Task: Find how many lines hold the word "screenshot". Give only the number.

Records for the exercise:
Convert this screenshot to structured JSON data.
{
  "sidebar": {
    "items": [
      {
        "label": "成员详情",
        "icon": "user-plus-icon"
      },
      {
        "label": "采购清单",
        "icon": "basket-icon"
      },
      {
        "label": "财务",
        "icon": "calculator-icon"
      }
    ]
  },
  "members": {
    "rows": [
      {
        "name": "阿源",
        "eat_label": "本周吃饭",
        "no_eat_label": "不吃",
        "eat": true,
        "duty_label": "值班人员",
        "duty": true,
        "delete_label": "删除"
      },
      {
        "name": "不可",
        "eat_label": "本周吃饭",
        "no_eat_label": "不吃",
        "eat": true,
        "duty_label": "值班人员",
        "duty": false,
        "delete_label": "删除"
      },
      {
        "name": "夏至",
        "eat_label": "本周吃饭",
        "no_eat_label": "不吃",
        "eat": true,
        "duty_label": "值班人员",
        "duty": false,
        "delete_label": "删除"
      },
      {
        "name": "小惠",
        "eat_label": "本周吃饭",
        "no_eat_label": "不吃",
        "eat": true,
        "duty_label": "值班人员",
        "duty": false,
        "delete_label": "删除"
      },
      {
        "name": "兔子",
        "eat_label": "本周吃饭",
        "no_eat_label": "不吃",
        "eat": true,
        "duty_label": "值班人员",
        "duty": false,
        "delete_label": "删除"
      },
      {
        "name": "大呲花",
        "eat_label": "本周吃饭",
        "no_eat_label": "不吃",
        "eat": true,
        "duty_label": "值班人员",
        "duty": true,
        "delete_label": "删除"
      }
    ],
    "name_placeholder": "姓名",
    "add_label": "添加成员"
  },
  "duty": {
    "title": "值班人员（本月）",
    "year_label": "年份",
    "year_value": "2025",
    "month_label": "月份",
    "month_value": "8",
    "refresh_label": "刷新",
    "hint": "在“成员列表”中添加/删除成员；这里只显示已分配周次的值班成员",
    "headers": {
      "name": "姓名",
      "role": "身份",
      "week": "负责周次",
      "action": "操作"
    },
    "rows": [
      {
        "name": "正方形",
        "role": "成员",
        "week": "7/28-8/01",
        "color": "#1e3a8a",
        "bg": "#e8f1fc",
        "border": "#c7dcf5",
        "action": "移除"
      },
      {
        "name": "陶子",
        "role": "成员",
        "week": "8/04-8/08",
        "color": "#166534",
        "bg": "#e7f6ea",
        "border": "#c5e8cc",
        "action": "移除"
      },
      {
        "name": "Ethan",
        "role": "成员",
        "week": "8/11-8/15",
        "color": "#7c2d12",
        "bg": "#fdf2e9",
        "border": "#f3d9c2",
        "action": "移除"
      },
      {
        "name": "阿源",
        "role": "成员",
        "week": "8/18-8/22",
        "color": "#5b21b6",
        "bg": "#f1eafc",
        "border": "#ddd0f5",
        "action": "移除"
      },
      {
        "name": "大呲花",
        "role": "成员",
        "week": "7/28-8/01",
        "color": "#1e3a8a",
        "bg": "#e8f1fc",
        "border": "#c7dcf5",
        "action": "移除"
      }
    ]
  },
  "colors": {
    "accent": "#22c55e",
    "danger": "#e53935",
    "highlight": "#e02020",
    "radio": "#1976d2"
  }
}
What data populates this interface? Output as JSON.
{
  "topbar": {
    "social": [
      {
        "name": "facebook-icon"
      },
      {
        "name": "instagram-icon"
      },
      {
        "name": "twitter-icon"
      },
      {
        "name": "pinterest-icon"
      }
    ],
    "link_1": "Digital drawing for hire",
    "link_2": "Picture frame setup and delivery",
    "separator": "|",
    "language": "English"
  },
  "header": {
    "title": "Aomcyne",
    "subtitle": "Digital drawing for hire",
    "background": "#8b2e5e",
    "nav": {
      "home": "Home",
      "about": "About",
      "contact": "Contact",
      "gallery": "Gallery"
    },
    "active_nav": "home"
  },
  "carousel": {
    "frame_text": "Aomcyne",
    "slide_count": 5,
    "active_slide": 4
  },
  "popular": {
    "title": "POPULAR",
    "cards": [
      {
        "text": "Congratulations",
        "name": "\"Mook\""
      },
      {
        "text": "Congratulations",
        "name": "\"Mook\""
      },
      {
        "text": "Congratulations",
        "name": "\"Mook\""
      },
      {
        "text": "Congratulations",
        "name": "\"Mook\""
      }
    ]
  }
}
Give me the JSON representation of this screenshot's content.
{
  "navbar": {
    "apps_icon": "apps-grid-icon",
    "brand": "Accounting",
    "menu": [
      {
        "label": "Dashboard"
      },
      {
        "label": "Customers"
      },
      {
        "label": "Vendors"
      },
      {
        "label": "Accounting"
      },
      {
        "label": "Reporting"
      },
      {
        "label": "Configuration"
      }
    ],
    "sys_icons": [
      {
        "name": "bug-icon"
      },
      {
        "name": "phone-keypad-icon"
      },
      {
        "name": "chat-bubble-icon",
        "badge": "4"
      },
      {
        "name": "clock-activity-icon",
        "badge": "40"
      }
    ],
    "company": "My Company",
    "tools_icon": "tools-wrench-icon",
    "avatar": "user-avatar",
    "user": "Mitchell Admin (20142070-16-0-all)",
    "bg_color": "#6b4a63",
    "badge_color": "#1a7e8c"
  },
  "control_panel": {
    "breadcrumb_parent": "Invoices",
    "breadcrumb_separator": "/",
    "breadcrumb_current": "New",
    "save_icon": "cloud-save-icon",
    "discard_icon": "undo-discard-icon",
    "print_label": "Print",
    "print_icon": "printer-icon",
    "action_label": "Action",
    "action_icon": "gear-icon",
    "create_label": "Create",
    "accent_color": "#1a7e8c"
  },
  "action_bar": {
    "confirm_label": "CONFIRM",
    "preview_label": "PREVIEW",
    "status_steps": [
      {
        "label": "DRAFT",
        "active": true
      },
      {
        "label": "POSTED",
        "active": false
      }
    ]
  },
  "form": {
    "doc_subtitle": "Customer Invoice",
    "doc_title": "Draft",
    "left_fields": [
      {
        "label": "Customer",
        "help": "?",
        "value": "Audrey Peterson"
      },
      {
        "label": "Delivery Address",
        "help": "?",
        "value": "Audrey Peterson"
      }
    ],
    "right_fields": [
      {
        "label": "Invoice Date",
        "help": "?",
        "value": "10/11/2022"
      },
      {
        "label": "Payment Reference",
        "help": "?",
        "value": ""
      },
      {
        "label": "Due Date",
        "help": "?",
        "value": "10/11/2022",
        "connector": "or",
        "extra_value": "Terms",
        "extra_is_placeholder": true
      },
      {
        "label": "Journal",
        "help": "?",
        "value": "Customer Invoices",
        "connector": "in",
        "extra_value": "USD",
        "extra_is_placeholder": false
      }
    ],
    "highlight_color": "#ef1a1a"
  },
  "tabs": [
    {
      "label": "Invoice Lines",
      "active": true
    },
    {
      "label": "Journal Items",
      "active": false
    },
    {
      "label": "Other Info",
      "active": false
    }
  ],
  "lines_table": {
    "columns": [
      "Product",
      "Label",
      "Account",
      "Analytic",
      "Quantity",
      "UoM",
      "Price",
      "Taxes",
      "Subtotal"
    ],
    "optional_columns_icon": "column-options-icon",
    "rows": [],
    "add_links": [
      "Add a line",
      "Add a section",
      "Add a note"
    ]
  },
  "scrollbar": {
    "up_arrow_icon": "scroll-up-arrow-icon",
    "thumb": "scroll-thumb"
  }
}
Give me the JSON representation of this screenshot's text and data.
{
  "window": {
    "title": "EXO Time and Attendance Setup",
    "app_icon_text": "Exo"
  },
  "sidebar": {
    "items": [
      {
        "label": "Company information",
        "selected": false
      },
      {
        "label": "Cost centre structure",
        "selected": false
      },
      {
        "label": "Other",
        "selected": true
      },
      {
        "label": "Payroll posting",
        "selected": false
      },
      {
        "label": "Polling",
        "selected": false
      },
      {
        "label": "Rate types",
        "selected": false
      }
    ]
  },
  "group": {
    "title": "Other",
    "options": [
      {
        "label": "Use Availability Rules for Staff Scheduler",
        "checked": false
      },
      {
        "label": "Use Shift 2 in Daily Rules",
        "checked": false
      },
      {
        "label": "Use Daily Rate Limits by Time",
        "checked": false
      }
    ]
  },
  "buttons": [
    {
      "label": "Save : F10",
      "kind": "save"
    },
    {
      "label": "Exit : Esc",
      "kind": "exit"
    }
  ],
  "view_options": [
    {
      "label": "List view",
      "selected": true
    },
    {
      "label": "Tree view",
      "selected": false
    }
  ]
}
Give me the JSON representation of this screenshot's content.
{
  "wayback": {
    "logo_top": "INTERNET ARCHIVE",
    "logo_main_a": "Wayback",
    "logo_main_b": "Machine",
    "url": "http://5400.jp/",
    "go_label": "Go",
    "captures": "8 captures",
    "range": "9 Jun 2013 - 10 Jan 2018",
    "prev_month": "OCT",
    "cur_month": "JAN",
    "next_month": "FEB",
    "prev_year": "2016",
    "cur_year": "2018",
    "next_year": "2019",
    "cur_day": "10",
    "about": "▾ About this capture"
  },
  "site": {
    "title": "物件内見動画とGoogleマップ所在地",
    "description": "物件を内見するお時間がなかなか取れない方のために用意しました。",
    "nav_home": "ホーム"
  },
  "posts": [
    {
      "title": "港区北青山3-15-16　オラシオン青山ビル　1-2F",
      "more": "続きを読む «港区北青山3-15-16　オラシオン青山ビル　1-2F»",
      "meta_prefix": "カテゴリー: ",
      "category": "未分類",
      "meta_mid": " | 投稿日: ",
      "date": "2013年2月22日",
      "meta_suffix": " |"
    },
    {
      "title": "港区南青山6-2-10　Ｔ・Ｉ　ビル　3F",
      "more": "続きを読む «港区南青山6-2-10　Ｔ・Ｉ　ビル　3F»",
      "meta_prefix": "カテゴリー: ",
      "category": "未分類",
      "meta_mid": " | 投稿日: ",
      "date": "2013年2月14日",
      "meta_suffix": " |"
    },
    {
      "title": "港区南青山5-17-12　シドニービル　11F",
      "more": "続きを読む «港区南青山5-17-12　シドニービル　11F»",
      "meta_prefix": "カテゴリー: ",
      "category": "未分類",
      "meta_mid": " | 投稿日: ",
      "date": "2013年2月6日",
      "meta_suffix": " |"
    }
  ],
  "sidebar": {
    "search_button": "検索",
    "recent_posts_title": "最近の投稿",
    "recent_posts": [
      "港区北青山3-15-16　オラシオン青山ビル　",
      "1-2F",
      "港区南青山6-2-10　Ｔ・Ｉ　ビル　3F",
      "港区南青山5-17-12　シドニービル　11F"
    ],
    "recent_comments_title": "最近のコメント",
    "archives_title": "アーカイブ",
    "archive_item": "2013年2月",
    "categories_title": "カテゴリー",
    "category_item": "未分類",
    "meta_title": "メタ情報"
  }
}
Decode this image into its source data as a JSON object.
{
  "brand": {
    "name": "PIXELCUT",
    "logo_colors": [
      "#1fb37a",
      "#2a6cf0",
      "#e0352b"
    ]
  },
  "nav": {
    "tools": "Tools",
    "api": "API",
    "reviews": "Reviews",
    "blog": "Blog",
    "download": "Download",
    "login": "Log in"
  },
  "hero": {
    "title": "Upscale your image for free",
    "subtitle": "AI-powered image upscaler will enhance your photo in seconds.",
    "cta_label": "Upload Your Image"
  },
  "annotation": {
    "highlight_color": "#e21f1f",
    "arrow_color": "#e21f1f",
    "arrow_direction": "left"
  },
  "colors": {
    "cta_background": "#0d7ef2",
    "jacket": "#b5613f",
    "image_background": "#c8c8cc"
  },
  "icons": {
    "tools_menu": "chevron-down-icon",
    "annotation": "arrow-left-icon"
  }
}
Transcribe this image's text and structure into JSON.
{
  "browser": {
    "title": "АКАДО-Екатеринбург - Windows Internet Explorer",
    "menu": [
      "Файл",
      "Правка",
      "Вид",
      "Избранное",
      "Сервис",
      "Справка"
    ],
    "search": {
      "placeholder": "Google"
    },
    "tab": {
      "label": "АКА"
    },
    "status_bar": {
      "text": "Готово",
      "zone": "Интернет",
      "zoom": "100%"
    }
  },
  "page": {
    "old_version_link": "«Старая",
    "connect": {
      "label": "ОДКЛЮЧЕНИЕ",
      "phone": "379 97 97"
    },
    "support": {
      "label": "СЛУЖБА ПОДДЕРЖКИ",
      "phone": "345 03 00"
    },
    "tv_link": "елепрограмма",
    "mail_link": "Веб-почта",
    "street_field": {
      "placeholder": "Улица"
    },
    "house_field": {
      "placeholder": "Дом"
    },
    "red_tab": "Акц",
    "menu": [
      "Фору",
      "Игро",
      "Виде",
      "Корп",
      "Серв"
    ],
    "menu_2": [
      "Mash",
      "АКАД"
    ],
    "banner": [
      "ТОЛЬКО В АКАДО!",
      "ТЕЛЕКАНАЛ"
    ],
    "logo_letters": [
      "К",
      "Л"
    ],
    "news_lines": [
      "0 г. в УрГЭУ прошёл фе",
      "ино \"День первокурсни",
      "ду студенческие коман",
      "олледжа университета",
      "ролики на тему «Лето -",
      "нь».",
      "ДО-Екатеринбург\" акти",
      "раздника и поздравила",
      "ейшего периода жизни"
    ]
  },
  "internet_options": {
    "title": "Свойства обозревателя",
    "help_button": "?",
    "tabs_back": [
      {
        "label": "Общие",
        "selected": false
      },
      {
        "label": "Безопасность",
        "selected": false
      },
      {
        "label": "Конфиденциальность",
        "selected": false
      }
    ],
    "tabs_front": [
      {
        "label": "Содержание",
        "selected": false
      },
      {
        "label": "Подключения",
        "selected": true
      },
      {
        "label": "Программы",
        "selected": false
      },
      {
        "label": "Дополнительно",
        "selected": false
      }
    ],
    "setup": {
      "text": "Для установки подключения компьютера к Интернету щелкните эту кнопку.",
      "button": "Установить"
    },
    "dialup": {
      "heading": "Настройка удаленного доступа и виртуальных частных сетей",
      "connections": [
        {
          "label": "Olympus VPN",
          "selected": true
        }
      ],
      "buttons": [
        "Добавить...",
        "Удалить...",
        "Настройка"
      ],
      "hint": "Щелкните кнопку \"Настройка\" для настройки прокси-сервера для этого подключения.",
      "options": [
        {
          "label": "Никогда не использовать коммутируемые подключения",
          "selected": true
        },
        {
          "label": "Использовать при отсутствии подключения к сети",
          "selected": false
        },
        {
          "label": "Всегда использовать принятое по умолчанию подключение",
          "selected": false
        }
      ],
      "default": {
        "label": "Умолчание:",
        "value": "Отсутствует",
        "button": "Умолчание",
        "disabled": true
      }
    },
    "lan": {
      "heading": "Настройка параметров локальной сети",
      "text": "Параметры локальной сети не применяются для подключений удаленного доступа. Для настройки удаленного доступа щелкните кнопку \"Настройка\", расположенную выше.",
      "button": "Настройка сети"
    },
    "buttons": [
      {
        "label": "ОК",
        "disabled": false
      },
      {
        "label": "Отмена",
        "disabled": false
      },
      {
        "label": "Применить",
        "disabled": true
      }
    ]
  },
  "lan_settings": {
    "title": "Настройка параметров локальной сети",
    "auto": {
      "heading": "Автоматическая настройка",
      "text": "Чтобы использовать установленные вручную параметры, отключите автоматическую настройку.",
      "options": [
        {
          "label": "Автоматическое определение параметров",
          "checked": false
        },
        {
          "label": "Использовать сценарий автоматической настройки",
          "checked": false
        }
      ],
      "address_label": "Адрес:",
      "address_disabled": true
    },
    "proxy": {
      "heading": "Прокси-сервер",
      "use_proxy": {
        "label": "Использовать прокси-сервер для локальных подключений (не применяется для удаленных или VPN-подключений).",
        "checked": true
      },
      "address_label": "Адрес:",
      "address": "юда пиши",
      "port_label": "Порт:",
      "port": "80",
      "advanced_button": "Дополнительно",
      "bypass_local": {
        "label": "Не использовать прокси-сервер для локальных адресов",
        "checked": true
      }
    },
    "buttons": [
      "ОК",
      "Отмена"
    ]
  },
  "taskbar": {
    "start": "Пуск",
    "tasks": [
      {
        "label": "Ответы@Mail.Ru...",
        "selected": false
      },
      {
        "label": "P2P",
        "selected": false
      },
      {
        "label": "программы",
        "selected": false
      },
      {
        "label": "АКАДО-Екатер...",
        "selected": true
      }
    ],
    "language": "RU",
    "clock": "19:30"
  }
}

Complete answer: 4